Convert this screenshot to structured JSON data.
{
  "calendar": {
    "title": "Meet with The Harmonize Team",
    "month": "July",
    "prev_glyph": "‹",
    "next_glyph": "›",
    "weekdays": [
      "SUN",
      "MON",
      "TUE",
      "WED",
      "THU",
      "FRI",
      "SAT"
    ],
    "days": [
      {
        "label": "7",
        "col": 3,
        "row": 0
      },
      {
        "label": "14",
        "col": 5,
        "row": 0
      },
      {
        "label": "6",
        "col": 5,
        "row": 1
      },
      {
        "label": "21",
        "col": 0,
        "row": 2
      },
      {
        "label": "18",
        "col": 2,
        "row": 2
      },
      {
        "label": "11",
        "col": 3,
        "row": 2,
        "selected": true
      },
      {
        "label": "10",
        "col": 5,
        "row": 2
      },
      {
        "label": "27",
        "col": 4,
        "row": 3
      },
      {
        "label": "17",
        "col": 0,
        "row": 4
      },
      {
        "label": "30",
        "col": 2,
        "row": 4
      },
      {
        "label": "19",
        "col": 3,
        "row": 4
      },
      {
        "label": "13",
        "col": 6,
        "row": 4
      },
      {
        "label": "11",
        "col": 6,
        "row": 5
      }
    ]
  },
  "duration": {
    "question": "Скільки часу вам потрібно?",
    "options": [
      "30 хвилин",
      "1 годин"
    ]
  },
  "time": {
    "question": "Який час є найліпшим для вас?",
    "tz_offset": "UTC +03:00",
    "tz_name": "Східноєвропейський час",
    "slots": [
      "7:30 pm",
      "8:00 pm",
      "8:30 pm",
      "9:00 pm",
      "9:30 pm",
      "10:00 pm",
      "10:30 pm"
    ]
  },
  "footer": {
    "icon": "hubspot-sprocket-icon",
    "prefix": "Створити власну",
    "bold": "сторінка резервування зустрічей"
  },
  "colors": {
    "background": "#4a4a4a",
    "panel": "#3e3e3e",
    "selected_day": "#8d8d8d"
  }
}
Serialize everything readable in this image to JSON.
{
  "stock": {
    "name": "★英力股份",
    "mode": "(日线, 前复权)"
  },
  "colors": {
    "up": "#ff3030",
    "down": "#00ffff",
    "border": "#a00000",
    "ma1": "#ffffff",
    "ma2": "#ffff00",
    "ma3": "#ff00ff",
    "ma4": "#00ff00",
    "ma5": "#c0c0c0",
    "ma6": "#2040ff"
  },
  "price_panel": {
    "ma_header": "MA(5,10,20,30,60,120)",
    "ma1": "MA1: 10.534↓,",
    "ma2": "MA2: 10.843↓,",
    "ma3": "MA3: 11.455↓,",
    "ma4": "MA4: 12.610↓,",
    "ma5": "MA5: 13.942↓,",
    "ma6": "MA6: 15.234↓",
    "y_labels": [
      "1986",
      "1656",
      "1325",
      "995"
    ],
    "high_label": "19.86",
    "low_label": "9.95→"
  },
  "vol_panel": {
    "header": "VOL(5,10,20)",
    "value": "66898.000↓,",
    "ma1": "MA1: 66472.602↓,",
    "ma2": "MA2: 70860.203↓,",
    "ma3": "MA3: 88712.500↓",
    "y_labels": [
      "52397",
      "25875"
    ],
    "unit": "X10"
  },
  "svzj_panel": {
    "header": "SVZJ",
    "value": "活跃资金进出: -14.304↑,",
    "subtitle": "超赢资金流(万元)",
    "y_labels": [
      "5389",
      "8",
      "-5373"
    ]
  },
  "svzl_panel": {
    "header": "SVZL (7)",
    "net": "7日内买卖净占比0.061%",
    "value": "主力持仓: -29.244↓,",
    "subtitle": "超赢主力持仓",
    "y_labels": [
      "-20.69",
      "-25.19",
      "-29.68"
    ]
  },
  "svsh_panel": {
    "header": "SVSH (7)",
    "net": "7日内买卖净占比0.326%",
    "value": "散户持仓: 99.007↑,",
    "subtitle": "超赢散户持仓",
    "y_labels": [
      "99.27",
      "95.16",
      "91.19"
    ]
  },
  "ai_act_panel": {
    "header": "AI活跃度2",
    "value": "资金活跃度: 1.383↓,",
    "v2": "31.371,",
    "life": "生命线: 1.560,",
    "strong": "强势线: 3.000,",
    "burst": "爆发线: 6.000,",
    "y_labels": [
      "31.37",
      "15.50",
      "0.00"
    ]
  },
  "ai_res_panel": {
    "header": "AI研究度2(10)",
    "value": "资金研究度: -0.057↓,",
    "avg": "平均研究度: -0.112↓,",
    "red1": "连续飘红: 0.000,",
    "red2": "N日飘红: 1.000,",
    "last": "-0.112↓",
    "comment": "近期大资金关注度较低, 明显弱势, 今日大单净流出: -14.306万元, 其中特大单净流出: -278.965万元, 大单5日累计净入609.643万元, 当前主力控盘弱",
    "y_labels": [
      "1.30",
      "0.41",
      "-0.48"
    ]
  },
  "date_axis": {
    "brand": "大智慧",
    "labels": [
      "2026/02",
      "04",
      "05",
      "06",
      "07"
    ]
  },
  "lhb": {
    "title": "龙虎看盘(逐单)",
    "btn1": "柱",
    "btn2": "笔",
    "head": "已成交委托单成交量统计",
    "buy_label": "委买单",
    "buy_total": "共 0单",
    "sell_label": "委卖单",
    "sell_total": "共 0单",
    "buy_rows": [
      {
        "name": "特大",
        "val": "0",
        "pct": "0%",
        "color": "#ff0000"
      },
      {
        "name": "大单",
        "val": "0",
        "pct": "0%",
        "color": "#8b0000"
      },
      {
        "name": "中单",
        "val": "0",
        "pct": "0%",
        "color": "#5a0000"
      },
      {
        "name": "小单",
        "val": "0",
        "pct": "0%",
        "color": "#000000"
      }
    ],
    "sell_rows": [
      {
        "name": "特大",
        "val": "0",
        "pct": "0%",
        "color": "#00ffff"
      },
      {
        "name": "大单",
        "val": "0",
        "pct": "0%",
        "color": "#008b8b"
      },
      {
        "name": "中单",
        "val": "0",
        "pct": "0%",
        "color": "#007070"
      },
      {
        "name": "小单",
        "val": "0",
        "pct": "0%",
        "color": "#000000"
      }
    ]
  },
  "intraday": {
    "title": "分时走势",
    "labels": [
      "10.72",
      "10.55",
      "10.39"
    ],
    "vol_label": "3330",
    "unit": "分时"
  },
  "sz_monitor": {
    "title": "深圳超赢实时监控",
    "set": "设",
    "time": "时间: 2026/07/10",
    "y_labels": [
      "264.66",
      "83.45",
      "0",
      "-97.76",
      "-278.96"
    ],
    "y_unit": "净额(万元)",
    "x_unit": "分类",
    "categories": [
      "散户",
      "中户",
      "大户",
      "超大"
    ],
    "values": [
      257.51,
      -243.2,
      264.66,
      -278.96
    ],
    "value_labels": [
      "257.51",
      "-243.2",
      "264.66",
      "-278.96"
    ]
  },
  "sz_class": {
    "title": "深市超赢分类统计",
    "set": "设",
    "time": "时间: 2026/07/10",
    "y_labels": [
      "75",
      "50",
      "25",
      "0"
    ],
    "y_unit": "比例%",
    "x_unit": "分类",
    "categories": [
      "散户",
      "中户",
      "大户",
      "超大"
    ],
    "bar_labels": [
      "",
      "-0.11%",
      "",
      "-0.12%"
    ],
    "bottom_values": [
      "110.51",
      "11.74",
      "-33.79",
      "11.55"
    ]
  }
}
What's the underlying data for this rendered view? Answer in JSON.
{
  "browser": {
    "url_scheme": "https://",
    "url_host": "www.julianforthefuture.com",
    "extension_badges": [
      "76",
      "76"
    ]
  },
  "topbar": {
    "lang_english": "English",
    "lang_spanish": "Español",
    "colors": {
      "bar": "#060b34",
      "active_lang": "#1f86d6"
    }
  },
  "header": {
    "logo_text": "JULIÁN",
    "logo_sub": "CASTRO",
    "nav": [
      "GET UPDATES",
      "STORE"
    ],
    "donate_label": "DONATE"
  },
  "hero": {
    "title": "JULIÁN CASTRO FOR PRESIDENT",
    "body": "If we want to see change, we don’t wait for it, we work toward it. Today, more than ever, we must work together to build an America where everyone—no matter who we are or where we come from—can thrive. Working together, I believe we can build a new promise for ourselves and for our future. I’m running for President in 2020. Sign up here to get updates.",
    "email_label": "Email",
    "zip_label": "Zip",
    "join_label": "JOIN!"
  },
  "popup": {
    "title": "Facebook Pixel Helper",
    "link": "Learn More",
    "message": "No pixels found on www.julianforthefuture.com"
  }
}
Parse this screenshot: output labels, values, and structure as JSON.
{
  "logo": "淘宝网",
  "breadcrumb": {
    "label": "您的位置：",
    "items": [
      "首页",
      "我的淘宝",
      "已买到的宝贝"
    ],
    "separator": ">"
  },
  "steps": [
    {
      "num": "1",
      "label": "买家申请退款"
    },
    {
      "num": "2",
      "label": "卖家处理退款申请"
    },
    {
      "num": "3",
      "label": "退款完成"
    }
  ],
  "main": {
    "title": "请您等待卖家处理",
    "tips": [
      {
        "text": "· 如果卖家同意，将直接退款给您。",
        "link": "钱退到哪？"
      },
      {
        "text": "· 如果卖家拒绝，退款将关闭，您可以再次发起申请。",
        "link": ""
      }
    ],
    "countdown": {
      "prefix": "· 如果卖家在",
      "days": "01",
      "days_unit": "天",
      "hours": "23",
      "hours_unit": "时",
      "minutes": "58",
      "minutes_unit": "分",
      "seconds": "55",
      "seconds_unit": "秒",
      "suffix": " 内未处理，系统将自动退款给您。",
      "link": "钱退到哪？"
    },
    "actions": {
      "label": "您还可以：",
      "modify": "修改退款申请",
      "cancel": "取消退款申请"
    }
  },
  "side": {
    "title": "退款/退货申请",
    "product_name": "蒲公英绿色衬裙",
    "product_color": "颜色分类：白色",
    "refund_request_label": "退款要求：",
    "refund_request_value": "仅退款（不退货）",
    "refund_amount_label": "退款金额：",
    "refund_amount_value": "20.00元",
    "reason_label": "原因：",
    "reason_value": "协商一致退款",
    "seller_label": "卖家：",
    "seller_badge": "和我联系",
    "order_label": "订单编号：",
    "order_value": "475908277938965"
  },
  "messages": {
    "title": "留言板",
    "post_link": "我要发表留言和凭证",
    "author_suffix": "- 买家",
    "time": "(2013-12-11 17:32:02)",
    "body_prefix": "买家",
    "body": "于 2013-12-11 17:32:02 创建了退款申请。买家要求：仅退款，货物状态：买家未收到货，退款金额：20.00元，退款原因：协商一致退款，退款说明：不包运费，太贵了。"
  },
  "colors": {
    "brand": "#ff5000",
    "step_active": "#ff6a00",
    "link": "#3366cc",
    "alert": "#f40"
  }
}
__________
Stated goal:
Every line in the data that holds "协商一致退款" should be copied out.

Correct result:
    "reason_value": "协商一致退款",
    "body": "于 2013-12-11 17:32:02 创建了退款申请。买家要求：仅退款，货物状态：买家未收到货，退款金额：20.00元，退款原因：协商一致退款，退款说明：不包运费，太贵了。"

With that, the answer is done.